**GIVEN PROBLEM:**
Copy out every record precisely.

Chart and figure data
>> begin

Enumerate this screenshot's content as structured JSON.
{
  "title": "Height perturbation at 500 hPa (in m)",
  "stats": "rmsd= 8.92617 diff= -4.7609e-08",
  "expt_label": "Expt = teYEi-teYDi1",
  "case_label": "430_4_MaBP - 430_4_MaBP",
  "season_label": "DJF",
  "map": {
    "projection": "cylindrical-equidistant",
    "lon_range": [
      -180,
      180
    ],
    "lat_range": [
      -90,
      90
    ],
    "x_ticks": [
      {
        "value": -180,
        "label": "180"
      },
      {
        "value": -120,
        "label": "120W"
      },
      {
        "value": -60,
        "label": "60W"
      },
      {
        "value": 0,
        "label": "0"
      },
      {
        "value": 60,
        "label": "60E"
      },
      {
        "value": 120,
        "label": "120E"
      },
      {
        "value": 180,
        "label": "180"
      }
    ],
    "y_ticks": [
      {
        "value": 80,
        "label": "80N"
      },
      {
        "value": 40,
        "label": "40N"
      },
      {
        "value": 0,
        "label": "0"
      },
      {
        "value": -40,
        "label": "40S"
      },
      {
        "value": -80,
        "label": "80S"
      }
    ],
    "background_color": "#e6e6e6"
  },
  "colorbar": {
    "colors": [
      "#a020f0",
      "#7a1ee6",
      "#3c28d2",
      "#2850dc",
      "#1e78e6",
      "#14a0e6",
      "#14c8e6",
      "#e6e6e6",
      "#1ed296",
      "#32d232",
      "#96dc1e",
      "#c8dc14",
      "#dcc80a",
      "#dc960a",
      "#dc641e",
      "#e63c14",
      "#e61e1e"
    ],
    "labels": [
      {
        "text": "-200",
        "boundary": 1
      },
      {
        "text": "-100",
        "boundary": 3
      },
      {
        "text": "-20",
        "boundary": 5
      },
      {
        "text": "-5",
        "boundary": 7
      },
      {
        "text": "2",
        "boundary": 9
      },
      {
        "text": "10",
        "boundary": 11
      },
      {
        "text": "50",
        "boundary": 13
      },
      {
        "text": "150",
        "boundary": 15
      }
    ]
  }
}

>> end

**WRITTEN ANSWER:**
Enumerate this screenshot's content as structured JSON.
{
  "title": "Height perturbation at 500 hPa (in m)",
  "stats": "rmsd= 8.92617 diff= -4.7609e-08",
  "expt_label": "Expt = teYEi-teYDi1",
  "case_label": "430_4_MaBP - 430_4_MaBP",
  "season_label": "DJF",
  "map": {
    "projection": "cylindrical-equidistant",
    "lon_range": [
      -180,
      180
    ],
    "lat_range": [
      -90,
      90
    ],
    "x_ticks": [
      {
        "value": -180,
        "label": "180"
      },
      {
        "value": -120,
        "label": "120W"
      },
      {
        "value": -60,
        "label": "60W"
      },
      {
        "value": 0,
        "label": "0"
      },
      {
        "value": 60,
        "label": "60E"
      },
      {
        "value": 120,
        "label": "120E"
      },
      {
        "value": 180,
        "label": "180"
      }
    ],
    "y_ticks": [
      {
        "value": 80,
        "label": "80N"
      },
      {
        "value": 40,
        "label": "40N"
      },
      {
        "value": 0,
        "label": "0"
      },
      {
        "value": -40,
        "label": "40S"
      },
      {
        "value": -80,
        "label": "80S"
      }
    ],
    "background_color": "#e6e6e6"
  },
  "colorbar": {
    "colors": [
      "#a020f0",
      "#7a1ee6",
      "#3c28d2",
      "#2850dc",
      "#1e78e6",
      "#14a0e6",
      "#14c8e6",
      "#e6e6e6",
      "#1ed296",
      "#32d232",
      "#96dc1e",
      "#c8dc14",
      "#dcc80a",
      "#dc960a",
      "#dc641e",
      "#e63c14",
      "#e61e1e"
    ],
    "labels": [
      {
        "text": "-200",
        "boundary": 1
      },
      {
        "text": "-100",
        "boundary": 3
      },
      {
        "text": "-20",
        "boundary": 5
      },
      {
        "text": "-5",
        "boundary": 7
      },
      {
        "text": "2",
        "boundary": 9
      },
      {
        "text": "10",
        "boundary": 11
      },
      {
        "text": "50",
        "boundary": 13
      },
      {
        "text": "150",
        "boundary": 15
      }
    ]
  }
}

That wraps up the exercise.